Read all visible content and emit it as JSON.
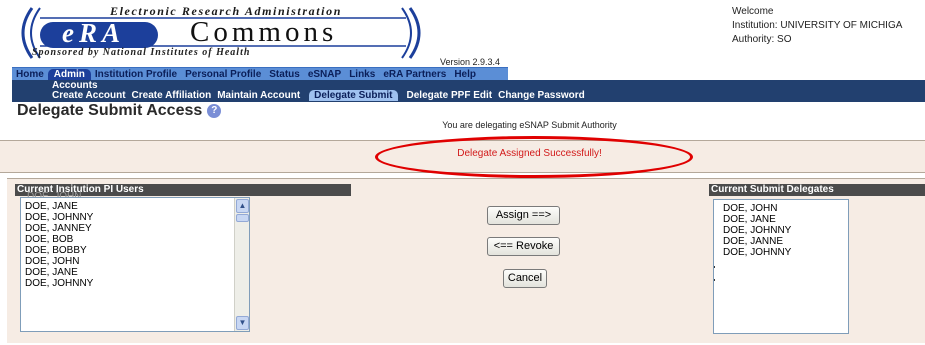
{
  "header": {
    "logo_top_text": "Electronic Research Administration",
    "logo_era": "eRA",
    "logo_commons": "Commons",
    "logo_sponsor": "Sponsored by National Institutes of Health",
    "version": "Version 2.9.3.4",
    "welcome": "Welcome",
    "institution": "Institution: UNIVERSITY OF MICHIGA",
    "authority": "Authority:  SO"
  },
  "main_nav": {
    "items": [
      "Home",
      "Admin",
      "Institution Profile",
      "Personal Profile",
      "Status",
      "eSNAP",
      "Links",
      "eRA Partners",
      "Help"
    ],
    "active": "Admin"
  },
  "sub_nav": {
    "section_label": "Accounts",
    "items": [
      "Create Account",
      "Create Affiliation",
      "Maintain Account",
      "Delegate Submit",
      "Delegate PPF Edit",
      "Change Password"
    ],
    "active": "Delegate Submit"
  },
  "page": {
    "title": "Delegate Submit Access",
    "delegating_text": "You are delegating eSNAP Submit Authority",
    "success_message": "Delegate Assigned Successfully!"
  },
  "left_panel": {
    "header": "Current Insitution PI Users",
    "ghost_item": "DOE, JOHN",
    "items": [
      "DOE, JANE",
      "DOE, JOHNNY",
      "DOE, JANNEY",
      "DOE, BOB",
      "DOE, BOBBY",
      "DOE, JOHN",
      "DOE, JANE",
      "DOE, JOHNNY"
    ]
  },
  "right_panel": {
    "header": "Current Submit Delegates",
    "items": [
      "DOE, JOHN",
      "DOE, JANE",
      "DOE, JOHNNY",
      "DOE, JANNE",
      "DOE, JOHNNY"
    ]
  },
  "buttons": {
    "assign": "Assign ==>",
    "revoke": "<== Revoke",
    "cancel": "Cancel"
  },
  "colors": {
    "nav_blue": "#5b8ed6",
    "subnav_navy": "#22406f",
    "success_red": "#d21a1a",
    "highlight_ellipse": "#e00000",
    "panel_bg": "#f6ece4"
  }
}
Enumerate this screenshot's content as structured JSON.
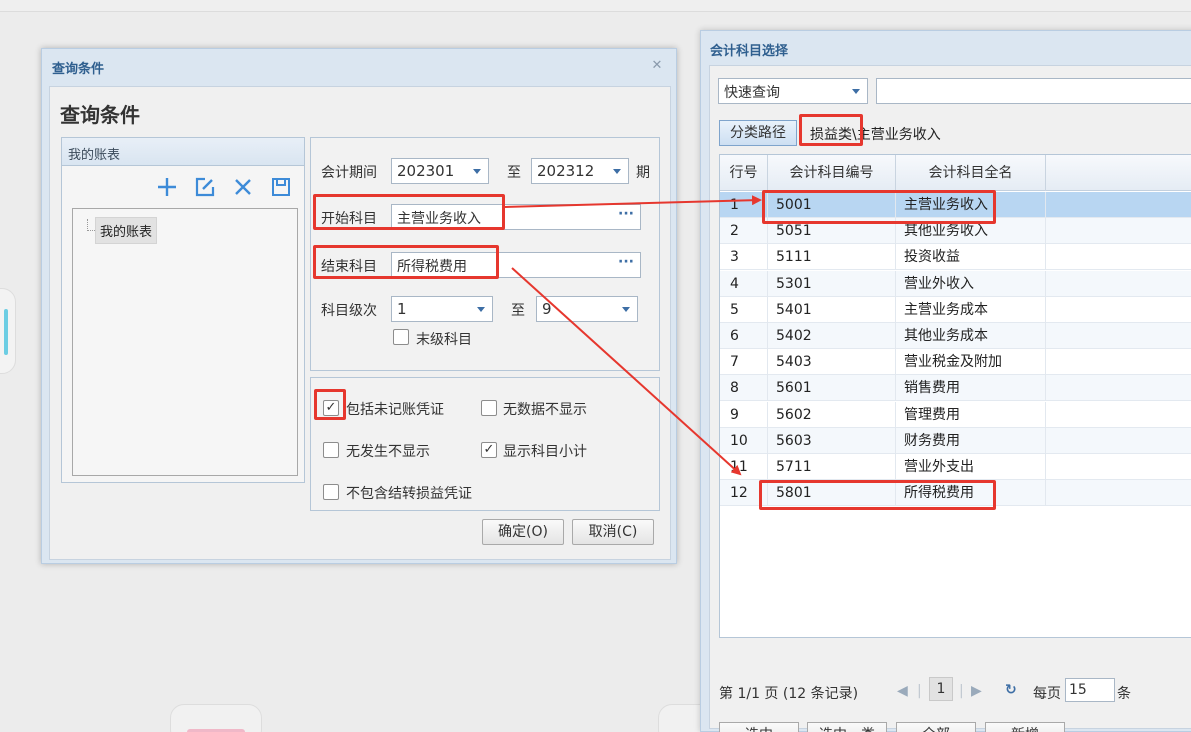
{
  "query_dialog": {
    "window_title": "查询条件",
    "heading": "查询条件",
    "accounts_panel": {
      "title": "我的账表",
      "tree_root": "我的账表",
      "tools": [
        "add-icon",
        "edit-icon",
        "delete-icon",
        "save-icon"
      ]
    },
    "period": {
      "label": "会计期间",
      "from": "202301",
      "to_label": "至",
      "to": "202312",
      "suffix": "期"
    },
    "start_subject": {
      "label": "开始科目",
      "value": "主营业务收入",
      "picker": "···"
    },
    "end_subject": {
      "label": "结束科目",
      "value": "所得税费用",
      "picker": "···"
    },
    "level": {
      "label": "科目级次",
      "from": "1",
      "to_label": "至",
      "to": "9"
    },
    "leaf_only": {
      "label": "末级科目",
      "checked": false
    },
    "options": [
      {
        "label": "包括未记账凭证",
        "checked": true
      },
      {
        "label": "无数据不显示",
        "checked": false
      },
      {
        "label": "无发生不显示",
        "checked": false
      },
      {
        "label": "显示科目小计",
        "checked": true
      },
      {
        "label": "不包含结转损益凭证",
        "checked": false
      }
    ],
    "ok_label": "确定(O)",
    "cancel_label": "取消(C)"
  },
  "picker": {
    "window_title": "会计科目选择",
    "quick_query_label": "快速查询",
    "search_value": "",
    "path_button": "分类路径",
    "path_category": "损益类",
    "path_rest": "\\主营业务收入",
    "columns": [
      "行号",
      "会计科目编号",
      "会计科目全名"
    ],
    "rows": [
      {
        "no": "1",
        "code": "5001",
        "name": "主营业务收入"
      },
      {
        "no": "2",
        "code": "5051",
        "name": "其他业务收入"
      },
      {
        "no": "3",
        "code": "5111",
        "name": "投资收益"
      },
      {
        "no": "4",
        "code": "5301",
        "name": "营业外收入"
      },
      {
        "no": "5",
        "code": "5401",
        "name": "主营业务成本"
      },
      {
        "no": "6",
        "code": "5402",
        "name": "其他业务成本"
      },
      {
        "no": "7",
        "code": "5403",
        "name": "营业税金及附加"
      },
      {
        "no": "8",
        "code": "5601",
        "name": "销售费用"
      },
      {
        "no": "9",
        "code": "5602",
        "name": "管理费用"
      },
      {
        "no": "10",
        "code": "5603",
        "name": "财务费用"
      },
      {
        "no": "11",
        "code": "5711",
        "name": "营业外支出"
      },
      {
        "no": "12",
        "code": "5801",
        "name": "所得税费用"
      }
    ],
    "selected_row": "1",
    "pager": {
      "info": "第 1/1 页 (12 条记录)",
      "current_page": "1",
      "per_page_label": "每页",
      "per_page": "15",
      "per_page_unit": "条"
    },
    "buttons": {
      "select": "选中",
      "select_class": "选中一类",
      "all": "全部",
      "add": "新增"
    }
  },
  "colors": {
    "highlight": "#e6372e",
    "accent": "#3d8bd8",
    "selected_row": "#b8d6f2"
  }
}
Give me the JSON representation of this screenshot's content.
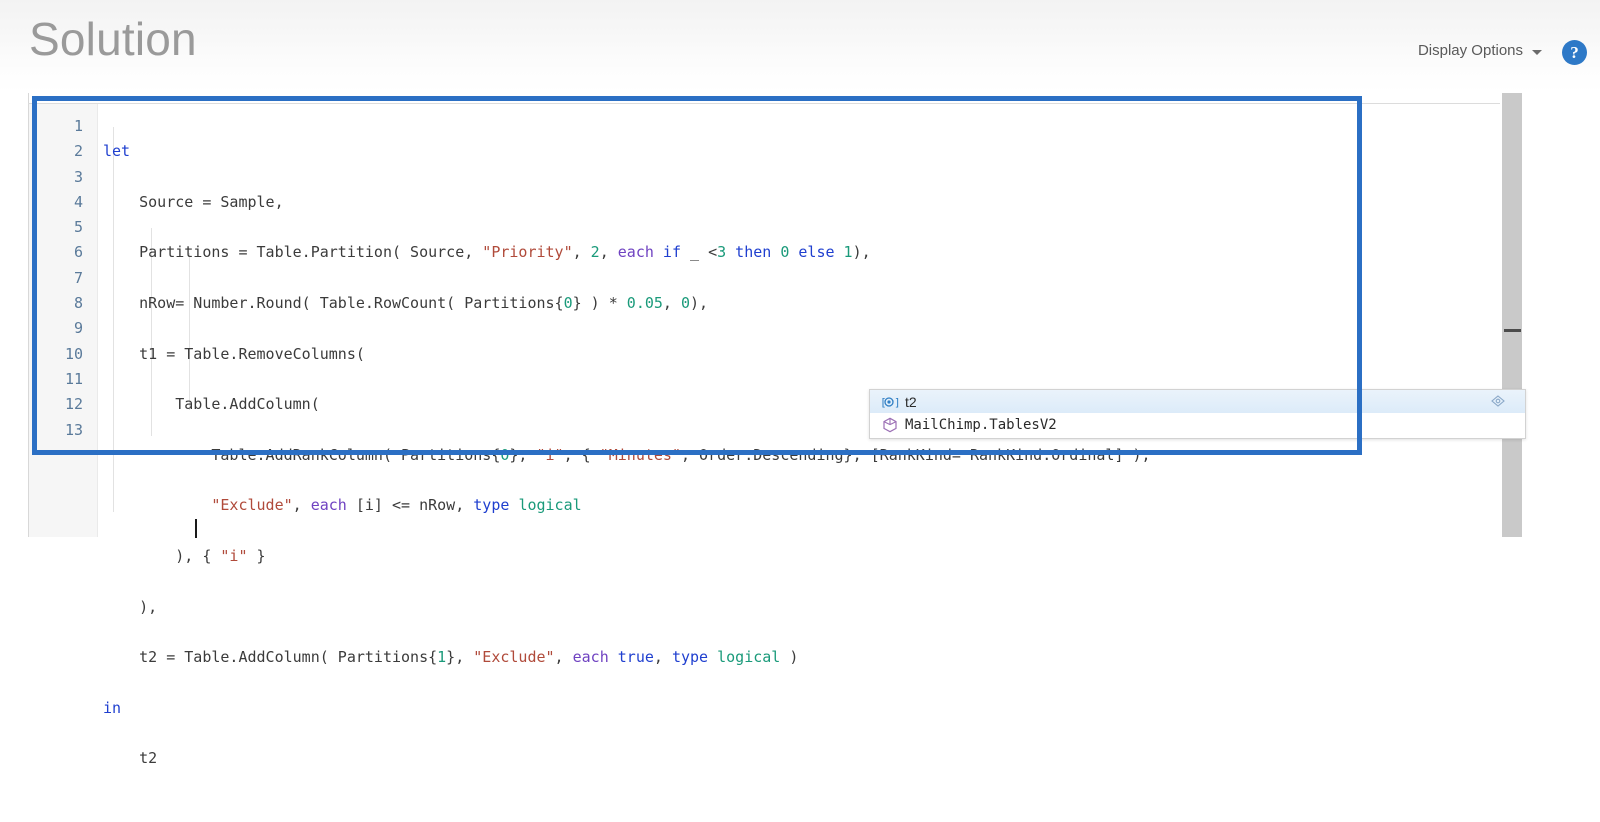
{
  "header": {
    "title": "Solution",
    "display_options_label": "Display Options",
    "help_icon": "help-circle-icon",
    "caret_icon": "chevron-down-icon"
  },
  "editor": {
    "line_numbers": [
      "1",
      "2",
      "3",
      "4",
      "5",
      "6",
      "7",
      "8",
      "9",
      "10",
      "11",
      "12",
      "13"
    ],
    "lines": [
      "let",
      "    Source = Sample,",
      "    Partitions = Table.Partition( Source, \"Priority\", 2, each if _ <3 then 0 else 1),",
      "    nRow= Number.Round( Table.RowCount( Partitions{0} ) * 0.05, 0),",
      "    t1 = Table.RemoveColumns(",
      "        Table.AddColumn(",
      "            Table.AddRankColumn( Partitions{0}, \"i\", { \"Minutes\", Order.Descending}, [RankKind= RankKind.Ordinal] ),",
      "            \"Exclude\", each [i] <= nRow, type logical",
      "        ), { \"i\" }",
      "    ),",
      "    t2 = Table.AddColumn( Partitions{1}, \"Exclude\", each true, type logical )",
      "in",
      "    t2"
    ],
    "cursor_line": "13",
    "cursor_text": "t2"
  },
  "autocomplete": {
    "items": [
      {
        "label": "t2",
        "icon": "local-variable-icon",
        "selected": true
      },
      {
        "label": "MailChimp.TablesV2",
        "icon": "data-source-cube-icon",
        "selected": false
      }
    ],
    "expand_icon": "diamond-expand-icon"
  },
  "annotation": {
    "highlight_color": "#2b6fc4"
  },
  "scrollbar": {
    "vertical": "vertical-scrollbar"
  },
  "colors": {
    "keyword": "#1f3fcf",
    "string": "#b04a3a",
    "number": "#1a9a7a",
    "each_keyword": "#6f42c1",
    "type": "#1a9a7a",
    "title": "#9a9a9a",
    "help_blue": "#2e79c7"
  }
}
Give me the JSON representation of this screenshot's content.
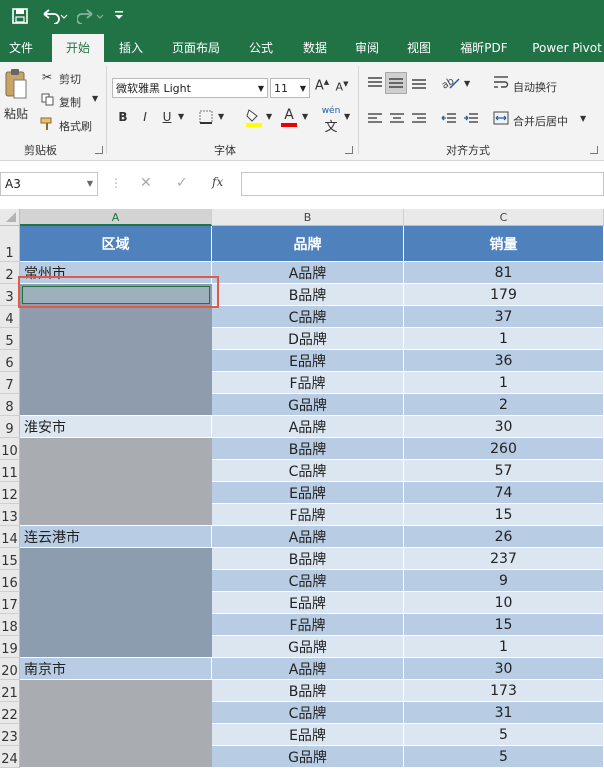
{
  "quick_access": {
    "save_icon": "save-icon",
    "undo_icon": "undo-icon",
    "redo_icon": "redo-icon",
    "customize_icon": "customize-icon"
  },
  "tabs": [
    "文件",
    "开始",
    "插入",
    "页面布局",
    "公式",
    "数据",
    "审阅",
    "视图",
    "福昕PDF",
    "Power Pivot"
  ],
  "active_tab": "开始",
  "ribbon": {
    "clipboard": {
      "paste": "粘贴",
      "cut": "剪切",
      "copy": "复制",
      "format_painter": "格式刷",
      "group": "剪贴板"
    },
    "font": {
      "name": "微软雅黑 Light",
      "size": "11",
      "group": "字体",
      "bold": "B",
      "italic": "I",
      "underline": "U",
      "font_color": "A",
      "phonetic": "wén"
    },
    "alignment": {
      "wrap_text": "自动换行",
      "merge_center": "合并后居中",
      "group": "对齐方式"
    }
  },
  "formula_bar": {
    "name_box": "A3",
    "fx": "fx",
    "value": ""
  },
  "columns": [
    "A",
    "B",
    "C"
  ],
  "header_row": {
    "region": "区域",
    "brand": "品牌",
    "sales": "销量"
  },
  "rows": [
    {
      "n": "2",
      "region": "常州市",
      "brand": "A品牌",
      "sales": "81"
    },
    {
      "n": "3",
      "region": "",
      "brand": "B品牌",
      "sales": "179"
    },
    {
      "n": "4",
      "region": "",
      "brand": "C品牌",
      "sales": "37"
    },
    {
      "n": "5",
      "region": "",
      "brand": "D品牌",
      "sales": "1"
    },
    {
      "n": "6",
      "region": "",
      "brand": "E品牌",
      "sales": "36"
    },
    {
      "n": "7",
      "region": "",
      "brand": "F品牌",
      "sales": "1"
    },
    {
      "n": "8",
      "region": "",
      "brand": "G品牌",
      "sales": "2"
    },
    {
      "n": "9",
      "region": "淮安市",
      "brand": "A品牌",
      "sales": "30"
    },
    {
      "n": "10",
      "region": "",
      "brand": "B品牌",
      "sales": "260"
    },
    {
      "n": "11",
      "region": "",
      "brand": "C品牌",
      "sales": "57"
    },
    {
      "n": "12",
      "region": "",
      "brand": "E品牌",
      "sales": "74"
    },
    {
      "n": "13",
      "region": "",
      "brand": "F品牌",
      "sales": "15"
    },
    {
      "n": "14",
      "region": "连云港市",
      "brand": "A品牌",
      "sales": "26"
    },
    {
      "n": "15",
      "region": "",
      "brand": "B品牌",
      "sales": "237"
    },
    {
      "n": "16",
      "region": "",
      "brand": "C品牌",
      "sales": "9"
    },
    {
      "n": "17",
      "region": "",
      "brand": "E品牌",
      "sales": "10"
    },
    {
      "n": "18",
      "region": "",
      "brand": "F品牌",
      "sales": "15"
    },
    {
      "n": "19",
      "region": "",
      "brand": "G品牌",
      "sales": "1"
    },
    {
      "n": "20",
      "region": "南京市",
      "brand": "A品牌",
      "sales": "30"
    },
    {
      "n": "21",
      "region": "",
      "brand": "B品牌",
      "sales": "173"
    },
    {
      "n": "22",
      "region": "",
      "brand": "C品牌",
      "sales": "31"
    },
    {
      "n": "23",
      "region": "",
      "brand": "E品牌",
      "sales": "5"
    },
    {
      "n": "24",
      "region": "",
      "brand": "G品牌",
      "sales": "5"
    }
  ],
  "row1_label": "1",
  "colors": {
    "excel_green": "#217346",
    "header_blue": "#4f81bd",
    "band_dark": "#b8cce4",
    "band_light": "#dce6f1",
    "selection_red": "#e05a4a"
  }
}
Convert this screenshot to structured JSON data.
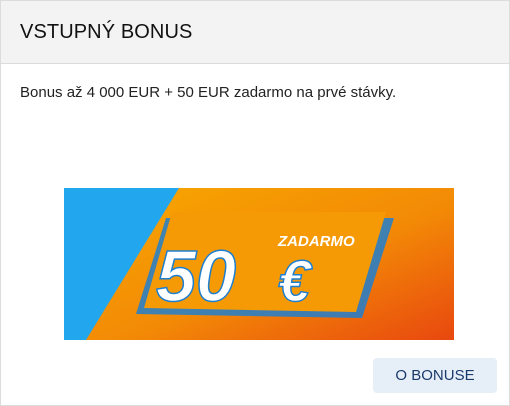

Short task:
Answer with one number: how many lines of the entries above include the word "logical".

Output for this task:
2